Word for word, transcribe every line from the one holding "Output the text content of this document." through the end of the records, but not the pictures.

****************

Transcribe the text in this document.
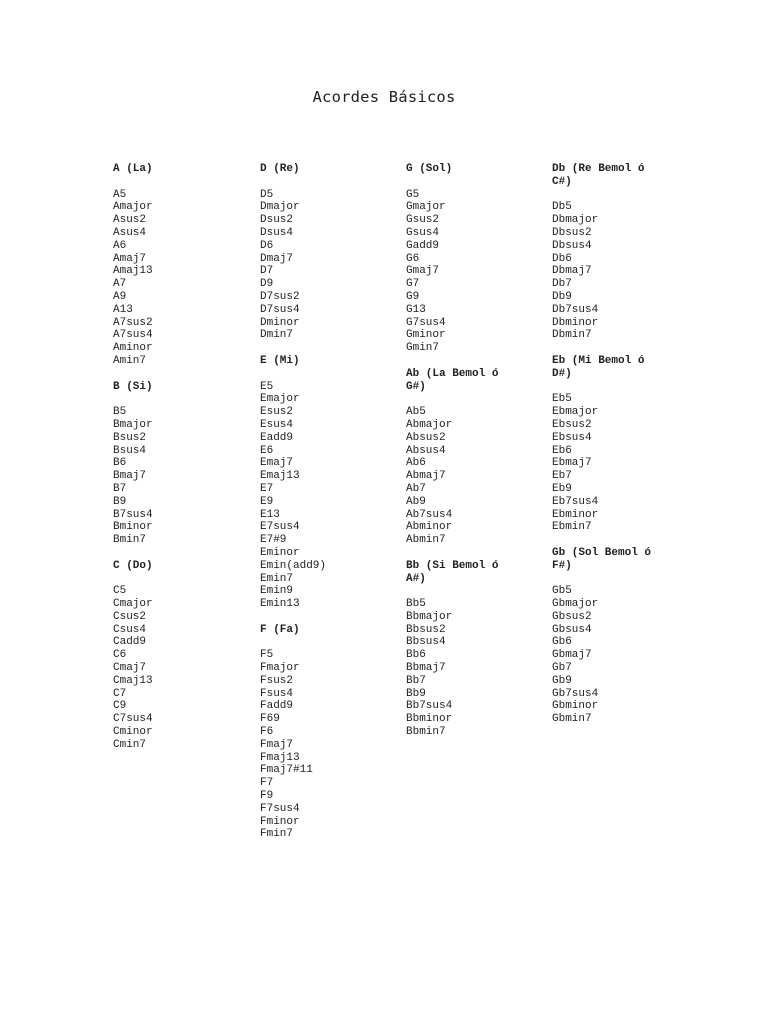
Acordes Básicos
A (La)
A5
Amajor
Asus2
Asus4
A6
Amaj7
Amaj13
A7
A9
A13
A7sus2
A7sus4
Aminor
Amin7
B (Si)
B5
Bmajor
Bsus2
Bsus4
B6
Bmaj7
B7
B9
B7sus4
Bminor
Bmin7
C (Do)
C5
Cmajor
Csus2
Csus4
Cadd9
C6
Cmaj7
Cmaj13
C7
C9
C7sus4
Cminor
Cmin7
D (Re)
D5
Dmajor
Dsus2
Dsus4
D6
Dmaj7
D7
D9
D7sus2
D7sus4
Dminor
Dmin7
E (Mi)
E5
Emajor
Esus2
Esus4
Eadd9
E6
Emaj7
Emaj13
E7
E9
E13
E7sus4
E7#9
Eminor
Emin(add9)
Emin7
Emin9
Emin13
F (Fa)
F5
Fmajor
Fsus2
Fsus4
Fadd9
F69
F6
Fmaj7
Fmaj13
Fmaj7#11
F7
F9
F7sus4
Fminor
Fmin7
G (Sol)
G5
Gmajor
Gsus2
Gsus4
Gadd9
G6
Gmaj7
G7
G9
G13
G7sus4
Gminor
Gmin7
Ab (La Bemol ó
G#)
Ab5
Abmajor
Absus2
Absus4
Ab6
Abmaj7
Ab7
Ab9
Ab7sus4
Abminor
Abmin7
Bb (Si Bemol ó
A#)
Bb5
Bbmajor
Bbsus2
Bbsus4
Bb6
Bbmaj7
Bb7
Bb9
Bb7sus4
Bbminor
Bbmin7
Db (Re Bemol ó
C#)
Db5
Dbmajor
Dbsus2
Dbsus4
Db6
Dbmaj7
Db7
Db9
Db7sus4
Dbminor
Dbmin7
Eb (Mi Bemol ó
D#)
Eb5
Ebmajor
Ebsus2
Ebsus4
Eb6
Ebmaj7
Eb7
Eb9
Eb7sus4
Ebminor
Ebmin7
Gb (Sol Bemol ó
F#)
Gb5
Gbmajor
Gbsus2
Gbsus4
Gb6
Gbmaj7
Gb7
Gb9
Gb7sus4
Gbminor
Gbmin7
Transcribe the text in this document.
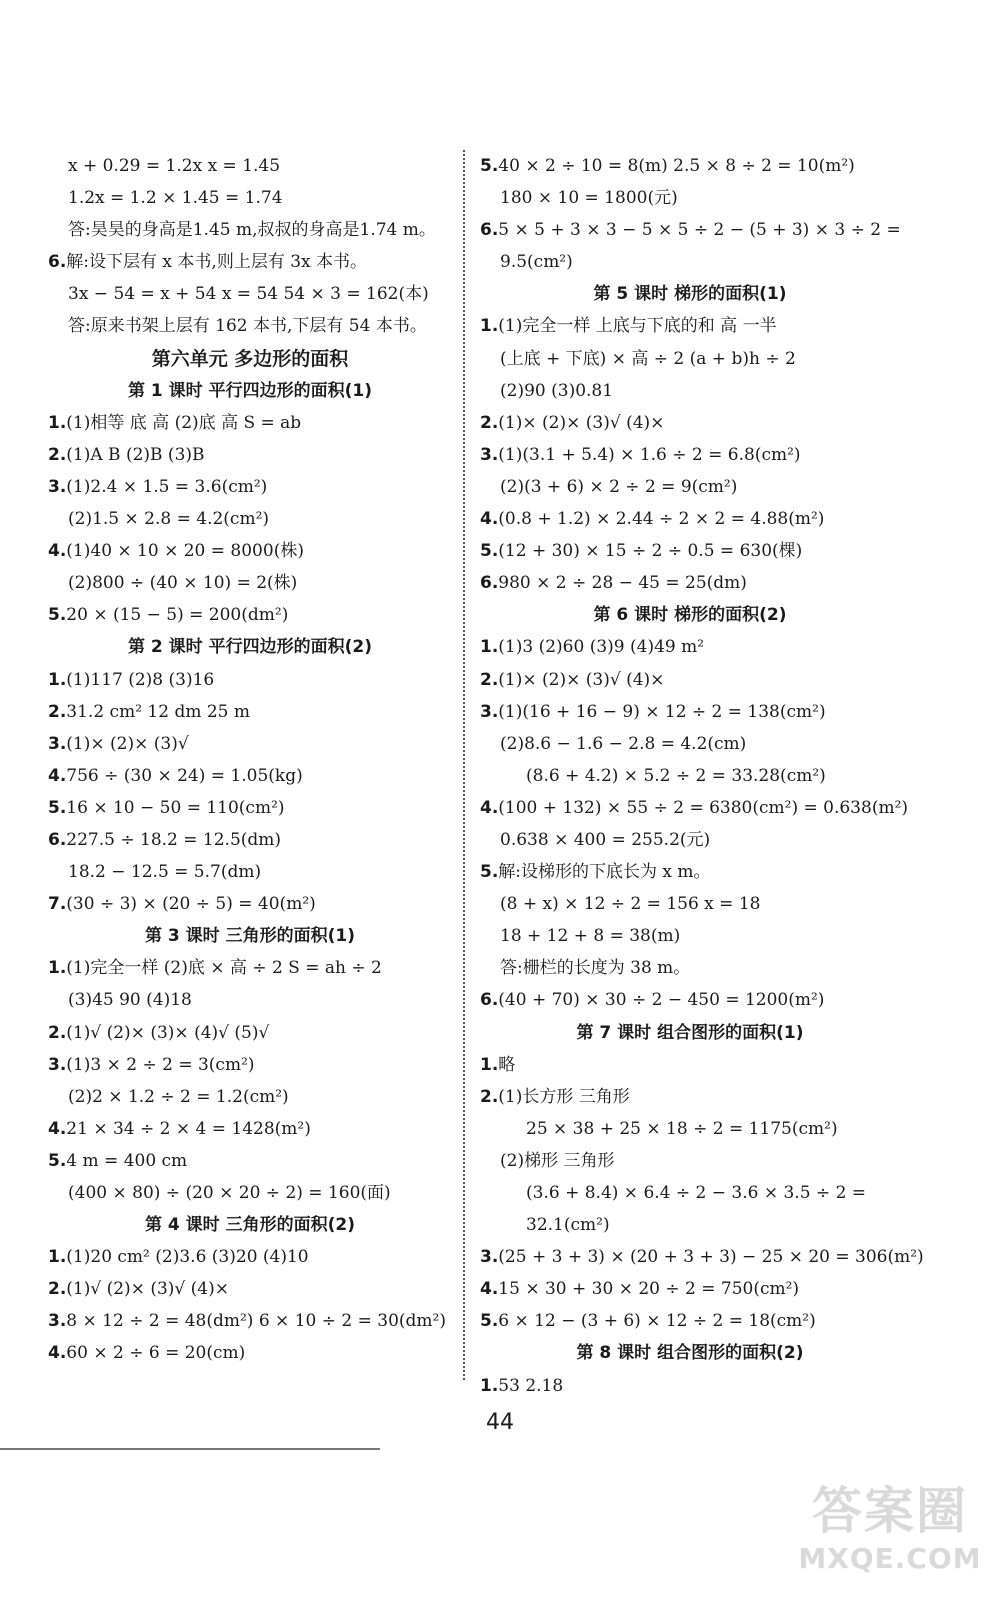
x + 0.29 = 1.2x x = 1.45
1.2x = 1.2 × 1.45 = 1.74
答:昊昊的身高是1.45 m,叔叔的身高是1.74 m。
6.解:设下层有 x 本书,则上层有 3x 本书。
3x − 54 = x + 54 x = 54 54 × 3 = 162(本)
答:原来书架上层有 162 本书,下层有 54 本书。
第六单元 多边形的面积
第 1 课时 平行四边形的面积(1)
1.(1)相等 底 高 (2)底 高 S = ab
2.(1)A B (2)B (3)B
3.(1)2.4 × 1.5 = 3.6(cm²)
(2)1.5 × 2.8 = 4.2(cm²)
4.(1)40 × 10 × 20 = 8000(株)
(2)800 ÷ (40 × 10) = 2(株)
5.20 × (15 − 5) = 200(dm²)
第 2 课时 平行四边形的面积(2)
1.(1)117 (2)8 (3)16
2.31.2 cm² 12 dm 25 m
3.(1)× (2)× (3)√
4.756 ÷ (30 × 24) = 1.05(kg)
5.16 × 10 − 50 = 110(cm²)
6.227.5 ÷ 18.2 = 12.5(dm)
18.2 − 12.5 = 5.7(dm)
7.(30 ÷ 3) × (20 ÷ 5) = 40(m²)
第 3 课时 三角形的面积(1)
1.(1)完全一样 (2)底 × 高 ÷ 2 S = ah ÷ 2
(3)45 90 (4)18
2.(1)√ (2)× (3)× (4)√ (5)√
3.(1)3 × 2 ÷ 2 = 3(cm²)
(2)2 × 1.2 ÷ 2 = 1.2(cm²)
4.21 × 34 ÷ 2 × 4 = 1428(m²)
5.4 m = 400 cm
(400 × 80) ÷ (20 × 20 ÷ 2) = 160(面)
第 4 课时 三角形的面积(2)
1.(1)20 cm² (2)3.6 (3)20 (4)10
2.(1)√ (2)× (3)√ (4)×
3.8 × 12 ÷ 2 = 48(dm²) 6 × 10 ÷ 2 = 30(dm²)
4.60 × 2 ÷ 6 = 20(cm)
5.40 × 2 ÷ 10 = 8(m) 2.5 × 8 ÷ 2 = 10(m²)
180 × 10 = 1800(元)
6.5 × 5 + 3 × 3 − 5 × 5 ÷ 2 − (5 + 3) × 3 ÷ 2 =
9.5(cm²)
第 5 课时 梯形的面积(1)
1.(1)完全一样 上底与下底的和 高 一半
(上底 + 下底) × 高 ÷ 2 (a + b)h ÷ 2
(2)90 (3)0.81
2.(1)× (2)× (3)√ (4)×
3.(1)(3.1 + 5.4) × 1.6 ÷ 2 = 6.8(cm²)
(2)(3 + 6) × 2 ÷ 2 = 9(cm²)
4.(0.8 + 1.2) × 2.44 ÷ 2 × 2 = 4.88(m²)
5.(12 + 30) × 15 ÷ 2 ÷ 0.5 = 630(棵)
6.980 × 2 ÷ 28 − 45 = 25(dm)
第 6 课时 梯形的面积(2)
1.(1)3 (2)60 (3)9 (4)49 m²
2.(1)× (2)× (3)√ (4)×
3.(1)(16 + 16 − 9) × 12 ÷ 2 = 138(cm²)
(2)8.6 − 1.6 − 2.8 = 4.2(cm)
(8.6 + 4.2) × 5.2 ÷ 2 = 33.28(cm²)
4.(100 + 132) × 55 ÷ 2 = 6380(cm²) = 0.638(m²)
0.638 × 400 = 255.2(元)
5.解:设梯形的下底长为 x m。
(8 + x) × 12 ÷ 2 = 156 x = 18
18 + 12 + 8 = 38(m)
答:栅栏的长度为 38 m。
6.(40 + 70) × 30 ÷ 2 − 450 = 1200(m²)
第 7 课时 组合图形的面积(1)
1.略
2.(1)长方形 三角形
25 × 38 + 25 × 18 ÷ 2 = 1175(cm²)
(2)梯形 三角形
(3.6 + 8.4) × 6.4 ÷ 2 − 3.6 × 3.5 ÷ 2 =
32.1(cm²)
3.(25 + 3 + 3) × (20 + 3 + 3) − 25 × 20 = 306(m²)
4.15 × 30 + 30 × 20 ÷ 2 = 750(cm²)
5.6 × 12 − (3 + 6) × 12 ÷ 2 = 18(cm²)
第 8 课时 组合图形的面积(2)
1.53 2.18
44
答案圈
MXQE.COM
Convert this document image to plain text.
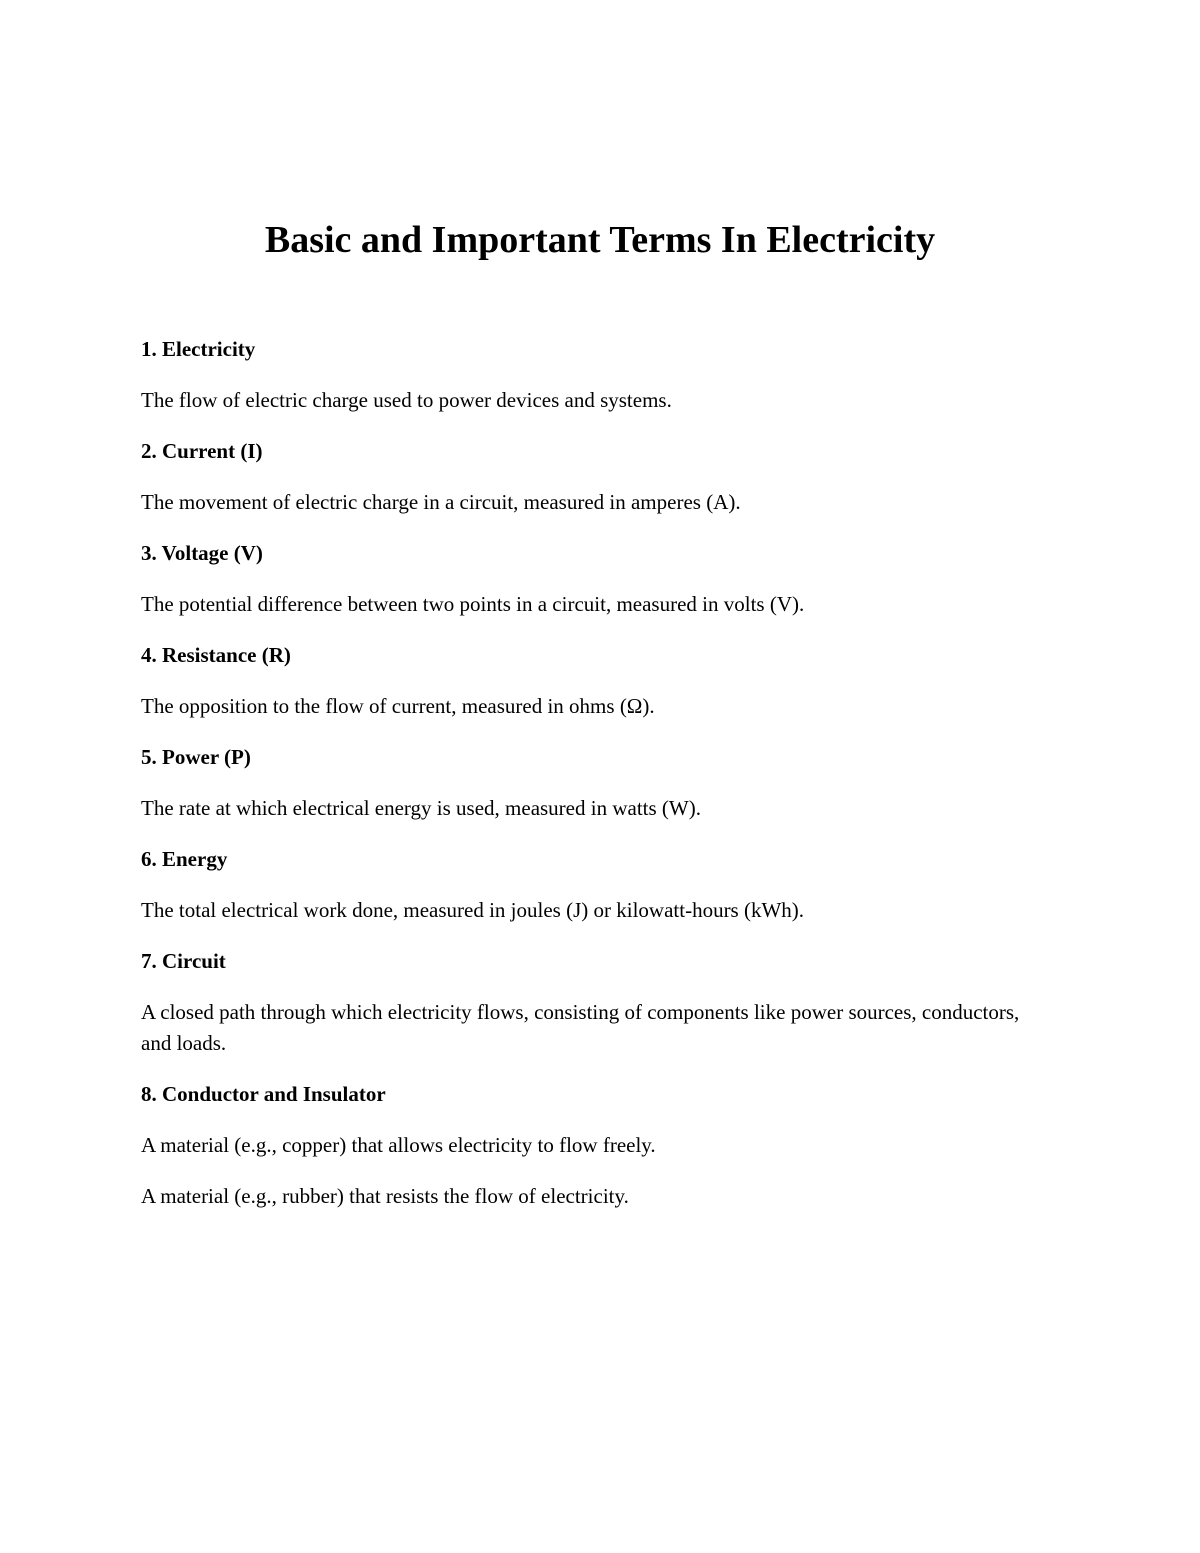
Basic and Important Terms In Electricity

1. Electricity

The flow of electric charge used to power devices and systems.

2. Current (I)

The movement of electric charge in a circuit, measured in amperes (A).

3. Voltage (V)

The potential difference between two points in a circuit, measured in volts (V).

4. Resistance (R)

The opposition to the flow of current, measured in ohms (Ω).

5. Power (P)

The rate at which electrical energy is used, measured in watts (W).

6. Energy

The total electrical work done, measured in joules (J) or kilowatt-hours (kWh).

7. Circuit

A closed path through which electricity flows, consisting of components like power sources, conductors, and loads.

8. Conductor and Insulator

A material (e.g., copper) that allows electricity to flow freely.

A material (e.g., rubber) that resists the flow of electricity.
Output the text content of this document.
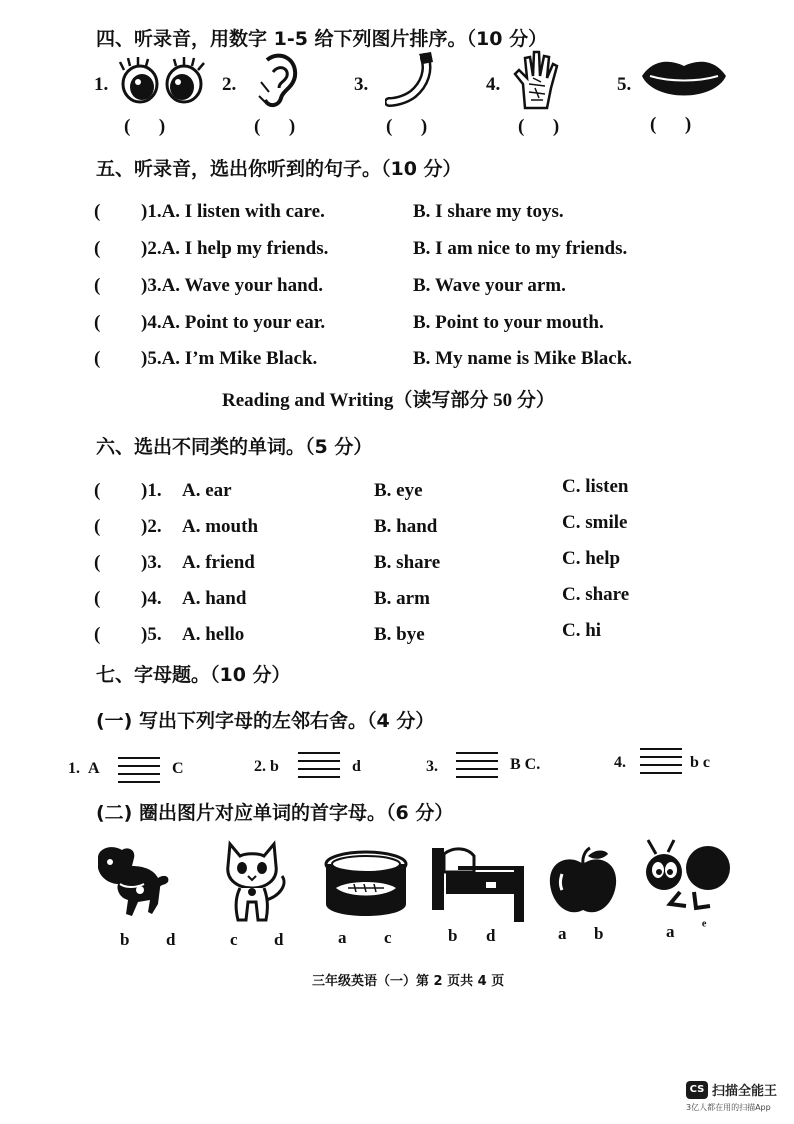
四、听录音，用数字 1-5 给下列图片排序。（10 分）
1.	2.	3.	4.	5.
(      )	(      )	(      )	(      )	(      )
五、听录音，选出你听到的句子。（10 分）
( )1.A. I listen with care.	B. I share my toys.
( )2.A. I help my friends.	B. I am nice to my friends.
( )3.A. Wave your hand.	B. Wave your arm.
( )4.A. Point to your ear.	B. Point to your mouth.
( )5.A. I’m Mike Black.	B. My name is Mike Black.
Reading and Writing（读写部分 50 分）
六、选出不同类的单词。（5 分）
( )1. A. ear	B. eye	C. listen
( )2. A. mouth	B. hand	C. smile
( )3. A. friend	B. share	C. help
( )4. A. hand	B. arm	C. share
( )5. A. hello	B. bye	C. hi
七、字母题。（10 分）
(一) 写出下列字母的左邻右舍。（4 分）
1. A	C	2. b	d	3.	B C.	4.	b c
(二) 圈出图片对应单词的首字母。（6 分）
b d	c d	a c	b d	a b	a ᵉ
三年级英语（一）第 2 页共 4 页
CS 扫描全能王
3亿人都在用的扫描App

****************

[EXERCISE RESPONSE]
Output the text content of this document.
四、听录音，用数字 1-5 给下列图片排序。（10 分）
1.	2.	3.	4.	5.
(      )	(      )	(      )	(      )	(      )
五、听录音，选出你听到的句子。（10 分）
( )1.A. I listen with care.	B. I share my toys.
( )2.A. I help my friends.	B. I am nice to my friends.
( )3.A. Wave your hand.	B. Wave your arm.
( )4.A. Point to your ear.	B. Point to your mouth.
( )5.A. I’m Mike Black.	B. My name is Mike Black.
Reading and Writing（读写部分 50 分）
六、选出不同类的单词。（5 分）
( )1. A. ear	B. eye	C. listen
( )2. A. mouth	B. hand	C. smile
( )3. A. friend	B. share	C. help
( )4. A. hand	B. arm	C. share
( )5. A. hello	B. bye	C. hi
七、字母题。（10 分）
(一) 写出下列字母的左邻右舍。（4 分）
1. A	C	2. b	d	3.	B C.	4.	b c
(二) 圈出图片对应单词的首字母。（6 分）
b d	c d	a c	b d	a b	a ᵉ
三年级英语（一）第 2 页共 4 页
CS 扫描全能王
3亿人都在用的扫描App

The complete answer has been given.